Aim => Give the data below again exactly as it stands. Omit the pictures.

Collection entries:
══════

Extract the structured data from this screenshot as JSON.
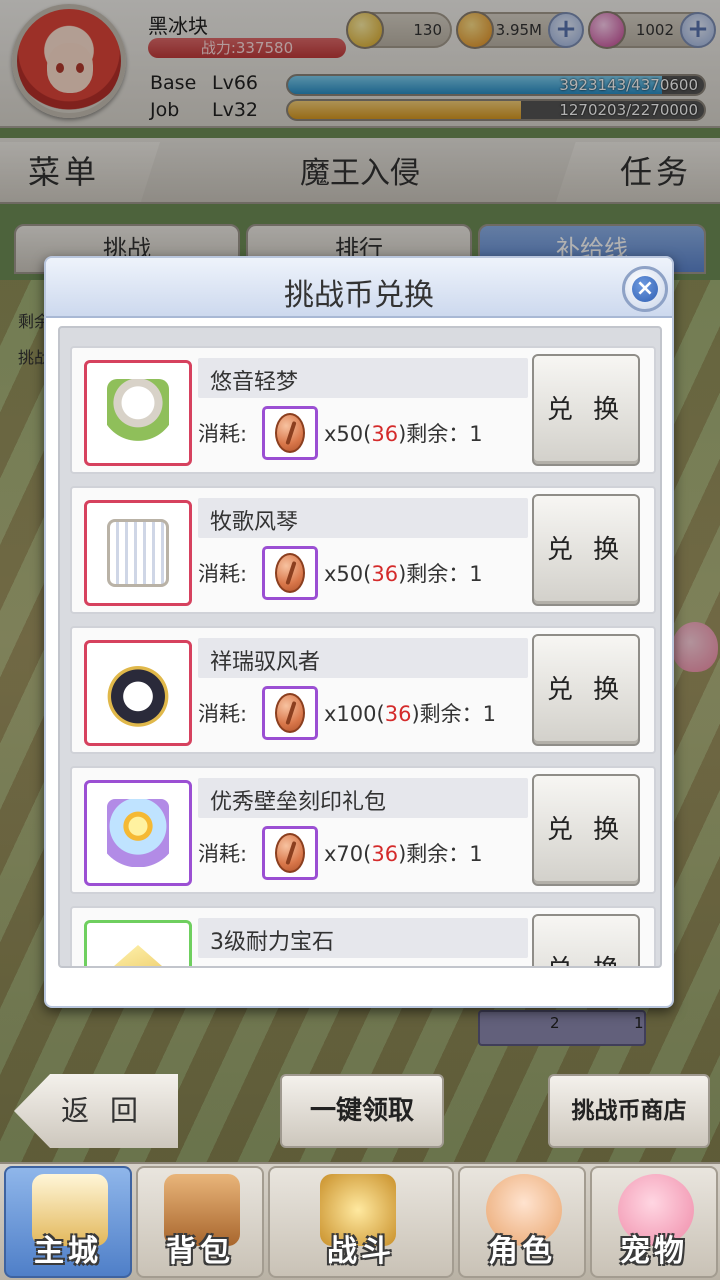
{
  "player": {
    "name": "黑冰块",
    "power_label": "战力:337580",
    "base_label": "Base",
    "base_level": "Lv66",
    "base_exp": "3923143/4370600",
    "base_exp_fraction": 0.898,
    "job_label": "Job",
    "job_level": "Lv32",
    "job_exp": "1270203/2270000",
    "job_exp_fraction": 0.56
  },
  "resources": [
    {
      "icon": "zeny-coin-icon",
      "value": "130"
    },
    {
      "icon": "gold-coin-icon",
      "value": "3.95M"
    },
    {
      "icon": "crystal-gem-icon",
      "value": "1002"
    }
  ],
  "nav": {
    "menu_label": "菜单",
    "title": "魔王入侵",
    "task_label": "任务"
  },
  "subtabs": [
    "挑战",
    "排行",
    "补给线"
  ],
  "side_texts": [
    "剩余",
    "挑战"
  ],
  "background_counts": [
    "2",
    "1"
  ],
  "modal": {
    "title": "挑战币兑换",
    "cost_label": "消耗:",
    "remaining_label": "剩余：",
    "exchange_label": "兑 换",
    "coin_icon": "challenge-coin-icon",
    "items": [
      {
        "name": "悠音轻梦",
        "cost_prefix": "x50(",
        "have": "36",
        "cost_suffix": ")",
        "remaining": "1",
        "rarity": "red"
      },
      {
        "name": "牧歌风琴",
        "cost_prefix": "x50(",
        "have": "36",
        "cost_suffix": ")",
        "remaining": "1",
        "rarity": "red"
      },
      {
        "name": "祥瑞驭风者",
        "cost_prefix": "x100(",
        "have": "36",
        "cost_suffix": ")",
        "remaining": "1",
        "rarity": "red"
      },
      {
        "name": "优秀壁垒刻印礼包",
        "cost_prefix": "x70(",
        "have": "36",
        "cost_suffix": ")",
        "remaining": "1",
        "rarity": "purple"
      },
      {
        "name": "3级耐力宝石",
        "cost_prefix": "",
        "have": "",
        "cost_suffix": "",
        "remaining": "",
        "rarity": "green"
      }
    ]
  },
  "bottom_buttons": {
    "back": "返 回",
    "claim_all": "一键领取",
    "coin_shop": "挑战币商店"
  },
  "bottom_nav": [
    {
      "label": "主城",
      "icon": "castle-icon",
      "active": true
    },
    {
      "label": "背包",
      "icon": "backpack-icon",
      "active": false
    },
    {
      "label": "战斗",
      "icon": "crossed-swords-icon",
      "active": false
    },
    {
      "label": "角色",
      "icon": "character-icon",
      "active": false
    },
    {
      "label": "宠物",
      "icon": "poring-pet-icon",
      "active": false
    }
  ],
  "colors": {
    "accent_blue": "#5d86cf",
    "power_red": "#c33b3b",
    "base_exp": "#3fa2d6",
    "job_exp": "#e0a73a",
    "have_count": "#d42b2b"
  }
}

══════

Correct answer =>
Extract the structured data from this screenshot as JSON.
{
  "player": {
    "name": "黑冰块",
    "power_label": "战力:337580",
    "base_label": "Base",
    "base_level": "Lv66",
    "base_exp": "3923143/4370600",
    "base_exp_fraction": 0.898,
    "job_label": "Job",
    "job_level": "Lv32",
    "job_exp": "1270203/2270000",
    "job_exp_fraction": 0.56
  },
  "resources": [
    {
      "icon": "zeny-coin-icon",
      "value": "130"
    },
    {
      "icon": "gold-coin-icon",
      "value": "3.95M"
    },
    {
      "icon": "crystal-gem-icon",
      "value": "1002"
    }
  ],
  "nav": {
    "menu_label": "菜单",
    "title": "魔王入侵",
    "task_label": "任务"
  },
  "subtabs": [
    "挑战",
    "排行",
    "补给线"
  ],
  "side_texts": [
    "剩余",
    "挑战"
  ],
  "background_counts": [
    "2",
    "1"
  ],
  "modal": {
    "title": "挑战币兑换",
    "cost_label": "消耗:",
    "remaining_label": "剩余：",
    "exchange_label": "兑 换",
    "coin_icon": "challenge-coin-icon",
    "items": [
      {
        "name": "悠音轻梦",
        "cost_prefix": "x50(",
        "have": "36",
        "cost_suffix": ")",
        "remaining": "1",
        "rarity": "red"
      },
      {
        "name": "牧歌风琴",
        "cost_prefix": "x50(",
        "have": "36",
        "cost_suffix": ")",
        "remaining": "1",
        "rarity": "red"
      },
      {
        "name": "祥瑞驭风者",
        "cost_prefix": "x100(",
        "have": "36",
        "cost_suffix": ")",
        "remaining": "1",
        "rarity": "red"
      },
      {
        "name": "优秀壁垒刻印礼包",
        "cost_prefix": "x70(",
        "have": "36",
        "cost_suffix": ")",
        "remaining": "1",
        "rarity": "purple"
      },
      {
        "name": "3级耐力宝石",
        "cost_prefix": "",
        "have": "",
        "cost_suffix": "",
        "remaining": "",
        "rarity": "green"
      }
    ]
  },
  "bottom_buttons": {
    "back": "返 回",
    "claim_all": "一键领取",
    "coin_shop": "挑战币商店"
  },
  "bottom_nav": [
    {
      "label": "主城",
      "icon": "castle-icon",
      "active": true
    },
    {
      "label": "背包",
      "icon": "backpack-icon",
      "active": false
    },
    {
      "label": "战斗",
      "icon": "crossed-swords-icon",
      "active": false
    },
    {
      "label": "角色",
      "icon": "character-icon",
      "active": false
    },
    {
      "label": "宠物",
      "icon": "poring-pet-icon",
      "active": false
    }
  ],
  "colors": {
    "accent_blue": "#5d86cf",
    "power_red": "#c33b3b",
    "base_exp": "#3fa2d6",
    "job_exp": "#e0a73a",
    "have_count": "#d42b2b"
  }
}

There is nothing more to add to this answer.